DIRECTIONS FOR THIS TASK » Return every line of the data below, exactly.

MATERIAL FOR THIS EXERCISE section start

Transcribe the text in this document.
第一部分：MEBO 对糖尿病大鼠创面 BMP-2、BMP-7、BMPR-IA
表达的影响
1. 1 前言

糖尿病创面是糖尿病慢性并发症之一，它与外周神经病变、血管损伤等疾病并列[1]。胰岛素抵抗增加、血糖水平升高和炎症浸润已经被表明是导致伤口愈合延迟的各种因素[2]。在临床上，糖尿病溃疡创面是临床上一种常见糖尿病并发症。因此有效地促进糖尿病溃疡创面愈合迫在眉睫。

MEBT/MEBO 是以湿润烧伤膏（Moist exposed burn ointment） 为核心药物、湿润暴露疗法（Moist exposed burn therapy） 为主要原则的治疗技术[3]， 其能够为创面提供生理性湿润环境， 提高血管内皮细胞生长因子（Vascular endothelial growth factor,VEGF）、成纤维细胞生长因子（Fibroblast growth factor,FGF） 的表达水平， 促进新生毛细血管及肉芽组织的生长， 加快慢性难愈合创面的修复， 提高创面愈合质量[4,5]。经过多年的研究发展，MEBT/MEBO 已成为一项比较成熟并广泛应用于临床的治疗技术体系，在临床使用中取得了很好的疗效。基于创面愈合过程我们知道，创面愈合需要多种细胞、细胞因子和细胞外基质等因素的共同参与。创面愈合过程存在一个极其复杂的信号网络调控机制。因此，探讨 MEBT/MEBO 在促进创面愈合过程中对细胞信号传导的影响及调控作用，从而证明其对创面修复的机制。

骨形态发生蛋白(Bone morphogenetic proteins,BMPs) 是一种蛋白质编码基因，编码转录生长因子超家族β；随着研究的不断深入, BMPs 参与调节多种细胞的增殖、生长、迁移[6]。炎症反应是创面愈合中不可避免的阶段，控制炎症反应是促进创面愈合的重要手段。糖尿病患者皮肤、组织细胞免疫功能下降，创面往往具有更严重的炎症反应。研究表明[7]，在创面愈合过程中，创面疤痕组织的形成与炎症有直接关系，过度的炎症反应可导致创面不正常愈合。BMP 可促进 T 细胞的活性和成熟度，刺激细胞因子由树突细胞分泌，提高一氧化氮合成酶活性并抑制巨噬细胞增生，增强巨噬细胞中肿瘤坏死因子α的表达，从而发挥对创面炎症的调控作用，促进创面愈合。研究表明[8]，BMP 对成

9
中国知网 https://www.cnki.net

MATERIAL FOR THIS EXERCISE section end

SOLUTION »
Transcribe the text in this document.
第一部分：MEBO 对糖尿病大鼠创面 BMP-2、BMP-7、BMPR-IA
表达的影响
1. 1 前言

糖尿病创面是糖尿病慢性并发症之一，它与外周神经病变、血管损伤等疾病并列[1]。胰岛素抵抗增加、血糖水平升高和炎症浸润已经被表明是导致伤口愈合延迟的各种因素[2]。在临床上，糖尿病溃疡创面是临床上一种常见糖尿病并发症。因此有效地促进糖尿病溃疡创面愈合迫在眉睫。

MEBT/MEBO 是以湿润烧伤膏（Moist exposed burn ointment） 为核心药物、湿润暴露疗法（Moist exposed burn therapy） 为主要原则的治疗技术[3]， 其能够为创面提供生理性湿润环境， 提高血管内皮细胞生长因子（Vascular endothelial growth factor,VEGF）、成纤维细胞生长因子（Fibroblast growth factor,FGF） 的表达水平， 促进新生毛细血管及肉芽组织的生长， 加快慢性难愈合创面的修复， 提高创面愈合质量[4,5]。经过多年的研究发展，MEBT/MEBO 已成为一项比较成熟并广泛应用于临床的治疗技术体系，在临床使用中取得了很好的疗效。基于创面愈合过程我们知道，创面愈合需要多种细胞、细胞因子和细胞外基质等因素的共同参与。创面愈合过程存在一个极其复杂的信号网络调控机制。因此，探讨 MEBT/MEBO 在促进创面愈合过程中对细胞信号传导的影响及调控作用，从而证明其对创面修复的机制。

骨形态发生蛋白(Bone morphogenetic proteins,BMPs) 是一种蛋白质编码基因，编码转录生长因子超家族β；随着研究的不断深入, BMPs 参与调节多种细胞的增殖、生长、迁移[6]。炎症反应是创面愈合中不可避免的阶段，控制炎症反应是促进创面愈合的重要手段。糖尿病患者皮肤、组织细胞免疫功能下降，创面往往具有更严重的炎症反应。研究表明[7]，在创面愈合过程中，创面疤痕组织的形成与炎症有直接关系，过度的炎症反应可导致创面不正常愈合。BMP 可促进 T 细胞的活性和成熟度，刺激细胞因子由树突细胞分泌，提高一氧化氮合成酶活性并抑制巨噬细胞增生，增强巨噬细胞中肿瘤坏死因子α的表达，从而发挥对创面炎症的调控作用，促进创面愈合。研究表明[8]，BMP 对成

9
中国知网 https://www.cnki.net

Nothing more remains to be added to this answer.